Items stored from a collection
◇ ◇ ◇ ◇ ◇ ◇ ◇

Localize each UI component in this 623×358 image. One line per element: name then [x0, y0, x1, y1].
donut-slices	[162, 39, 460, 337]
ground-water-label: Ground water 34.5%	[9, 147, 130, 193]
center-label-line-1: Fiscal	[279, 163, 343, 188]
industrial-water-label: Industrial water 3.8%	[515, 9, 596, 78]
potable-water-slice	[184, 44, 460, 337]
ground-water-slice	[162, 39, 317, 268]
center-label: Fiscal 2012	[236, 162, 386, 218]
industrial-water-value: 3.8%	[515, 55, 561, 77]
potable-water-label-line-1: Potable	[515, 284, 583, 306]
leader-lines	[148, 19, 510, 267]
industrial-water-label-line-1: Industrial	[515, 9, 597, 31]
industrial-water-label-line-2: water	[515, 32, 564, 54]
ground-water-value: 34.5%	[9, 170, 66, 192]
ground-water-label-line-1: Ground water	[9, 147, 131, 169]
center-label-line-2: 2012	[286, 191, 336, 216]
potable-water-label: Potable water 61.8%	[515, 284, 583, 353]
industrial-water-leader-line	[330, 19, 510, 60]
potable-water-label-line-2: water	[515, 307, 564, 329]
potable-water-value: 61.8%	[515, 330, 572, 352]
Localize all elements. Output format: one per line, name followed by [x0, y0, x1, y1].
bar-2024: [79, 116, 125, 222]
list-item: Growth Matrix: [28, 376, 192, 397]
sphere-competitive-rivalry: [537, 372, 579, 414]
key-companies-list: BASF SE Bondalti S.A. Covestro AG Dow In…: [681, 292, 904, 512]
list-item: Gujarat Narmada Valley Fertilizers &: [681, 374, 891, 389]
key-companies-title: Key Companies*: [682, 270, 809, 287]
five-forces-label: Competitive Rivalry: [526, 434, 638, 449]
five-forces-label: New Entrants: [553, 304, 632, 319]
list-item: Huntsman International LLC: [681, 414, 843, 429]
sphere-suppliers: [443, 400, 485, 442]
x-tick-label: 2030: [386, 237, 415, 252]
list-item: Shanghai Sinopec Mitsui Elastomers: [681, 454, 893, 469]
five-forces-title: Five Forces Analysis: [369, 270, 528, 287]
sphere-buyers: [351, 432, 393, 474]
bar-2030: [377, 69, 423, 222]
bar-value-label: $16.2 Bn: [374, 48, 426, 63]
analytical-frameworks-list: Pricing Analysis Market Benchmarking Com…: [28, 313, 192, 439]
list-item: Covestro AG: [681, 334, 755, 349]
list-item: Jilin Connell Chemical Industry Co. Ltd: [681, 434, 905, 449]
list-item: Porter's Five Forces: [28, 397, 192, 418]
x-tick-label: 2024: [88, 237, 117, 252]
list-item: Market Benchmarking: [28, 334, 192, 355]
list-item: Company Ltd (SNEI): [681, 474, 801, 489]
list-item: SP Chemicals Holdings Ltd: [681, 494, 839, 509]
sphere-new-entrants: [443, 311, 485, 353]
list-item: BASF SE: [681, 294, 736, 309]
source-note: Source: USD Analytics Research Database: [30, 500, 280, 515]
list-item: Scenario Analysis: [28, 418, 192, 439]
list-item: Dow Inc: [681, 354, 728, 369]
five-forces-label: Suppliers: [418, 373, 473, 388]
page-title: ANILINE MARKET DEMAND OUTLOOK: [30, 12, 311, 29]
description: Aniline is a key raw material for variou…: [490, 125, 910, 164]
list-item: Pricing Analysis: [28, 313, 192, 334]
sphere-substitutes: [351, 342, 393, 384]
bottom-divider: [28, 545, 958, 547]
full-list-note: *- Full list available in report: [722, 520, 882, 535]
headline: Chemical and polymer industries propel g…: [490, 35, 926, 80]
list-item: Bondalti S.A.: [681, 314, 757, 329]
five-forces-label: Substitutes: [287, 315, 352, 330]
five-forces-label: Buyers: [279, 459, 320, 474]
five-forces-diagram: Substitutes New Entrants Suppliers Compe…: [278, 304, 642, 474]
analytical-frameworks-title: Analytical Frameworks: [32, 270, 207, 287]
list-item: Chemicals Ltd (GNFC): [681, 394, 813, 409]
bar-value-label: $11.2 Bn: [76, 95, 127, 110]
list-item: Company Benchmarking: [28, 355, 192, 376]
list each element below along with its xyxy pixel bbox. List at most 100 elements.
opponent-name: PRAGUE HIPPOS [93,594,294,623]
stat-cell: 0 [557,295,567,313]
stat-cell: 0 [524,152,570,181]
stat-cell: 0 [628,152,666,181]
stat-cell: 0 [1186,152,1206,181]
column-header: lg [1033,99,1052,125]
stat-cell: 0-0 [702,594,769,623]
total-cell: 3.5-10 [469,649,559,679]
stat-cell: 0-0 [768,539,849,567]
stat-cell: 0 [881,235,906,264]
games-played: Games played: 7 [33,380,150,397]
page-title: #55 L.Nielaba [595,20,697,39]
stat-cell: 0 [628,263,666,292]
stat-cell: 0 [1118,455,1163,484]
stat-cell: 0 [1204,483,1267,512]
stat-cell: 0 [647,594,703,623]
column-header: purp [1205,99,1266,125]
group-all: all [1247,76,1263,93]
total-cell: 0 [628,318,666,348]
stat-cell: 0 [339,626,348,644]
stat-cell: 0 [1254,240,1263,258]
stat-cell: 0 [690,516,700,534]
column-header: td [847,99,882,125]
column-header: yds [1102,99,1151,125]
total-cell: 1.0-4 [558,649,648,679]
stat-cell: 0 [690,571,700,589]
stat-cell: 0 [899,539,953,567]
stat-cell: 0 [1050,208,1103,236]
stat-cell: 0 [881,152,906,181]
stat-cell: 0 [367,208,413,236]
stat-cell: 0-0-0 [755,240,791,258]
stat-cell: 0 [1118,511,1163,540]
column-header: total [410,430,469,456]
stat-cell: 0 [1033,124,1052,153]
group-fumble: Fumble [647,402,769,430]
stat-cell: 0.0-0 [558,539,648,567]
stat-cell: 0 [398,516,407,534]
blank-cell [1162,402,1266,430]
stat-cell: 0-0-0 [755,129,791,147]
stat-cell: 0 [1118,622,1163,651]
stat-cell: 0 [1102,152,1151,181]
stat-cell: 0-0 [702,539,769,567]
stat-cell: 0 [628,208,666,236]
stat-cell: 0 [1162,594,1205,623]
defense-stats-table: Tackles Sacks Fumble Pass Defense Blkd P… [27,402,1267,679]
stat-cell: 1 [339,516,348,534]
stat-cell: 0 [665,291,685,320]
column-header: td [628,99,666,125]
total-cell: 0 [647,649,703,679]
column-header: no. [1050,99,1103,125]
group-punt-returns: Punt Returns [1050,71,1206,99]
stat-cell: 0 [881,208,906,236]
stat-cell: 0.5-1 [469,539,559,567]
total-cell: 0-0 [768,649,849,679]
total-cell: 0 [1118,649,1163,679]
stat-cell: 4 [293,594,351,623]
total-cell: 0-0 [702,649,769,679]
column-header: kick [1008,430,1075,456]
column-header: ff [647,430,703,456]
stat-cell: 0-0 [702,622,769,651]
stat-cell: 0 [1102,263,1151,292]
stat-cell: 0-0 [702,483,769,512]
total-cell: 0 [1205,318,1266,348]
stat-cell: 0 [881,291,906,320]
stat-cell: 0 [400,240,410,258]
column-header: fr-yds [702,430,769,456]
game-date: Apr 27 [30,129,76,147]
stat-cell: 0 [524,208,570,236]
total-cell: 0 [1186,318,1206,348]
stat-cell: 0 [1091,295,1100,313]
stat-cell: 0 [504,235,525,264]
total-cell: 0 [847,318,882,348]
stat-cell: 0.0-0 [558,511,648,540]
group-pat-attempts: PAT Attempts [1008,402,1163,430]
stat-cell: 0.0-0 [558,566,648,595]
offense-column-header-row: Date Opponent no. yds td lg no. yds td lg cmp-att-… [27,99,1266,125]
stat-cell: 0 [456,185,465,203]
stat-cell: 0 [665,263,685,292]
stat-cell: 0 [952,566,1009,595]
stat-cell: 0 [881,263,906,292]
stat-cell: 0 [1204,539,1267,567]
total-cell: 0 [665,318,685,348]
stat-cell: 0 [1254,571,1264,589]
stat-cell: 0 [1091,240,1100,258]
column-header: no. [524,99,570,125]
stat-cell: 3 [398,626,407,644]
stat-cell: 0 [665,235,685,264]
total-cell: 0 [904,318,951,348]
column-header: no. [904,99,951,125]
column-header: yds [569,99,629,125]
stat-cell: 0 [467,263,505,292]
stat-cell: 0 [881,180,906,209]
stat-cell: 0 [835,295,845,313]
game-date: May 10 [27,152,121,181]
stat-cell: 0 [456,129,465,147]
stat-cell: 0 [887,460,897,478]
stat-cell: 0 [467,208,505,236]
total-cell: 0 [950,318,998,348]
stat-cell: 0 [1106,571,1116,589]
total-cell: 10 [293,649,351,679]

◇ ◇ ◇ ◇ ◇ ◇ ◇

Stated goal: Pull out the stretch from the start of the records through the line containing "170, 66, 192]", and copy those lines without any change.

Response to this task:
Localize each UI component in this 623×358 image. One line per element: name then [x0, y0, x1, y1].
donut-slices	[162, 39, 460, 337]
ground-water-label: Ground water 34.5%	[9, 147, 130, 193]
center-label-line-1: Fiscal	[279, 163, 343, 188]
industrial-water-label: Industrial water 3.8%	[515, 9, 596, 78]
potable-water-slice	[184, 44, 460, 337]
ground-water-slice	[162, 39, 317, 268]
center-label: Fiscal 2012	[236, 162, 386, 218]
industrial-water-value: 3.8%	[515, 55, 561, 77]
potable-water-label-line-1: Potable	[515, 284, 583, 306]
leader-lines	[148, 19, 510, 267]
industrial-water-label-line-1: Industrial	[515, 9, 597, 31]
industrial-water-label-line-2: water	[515, 32, 564, 54]
ground-water-value: 34.5%	[9, 170, 66, 192]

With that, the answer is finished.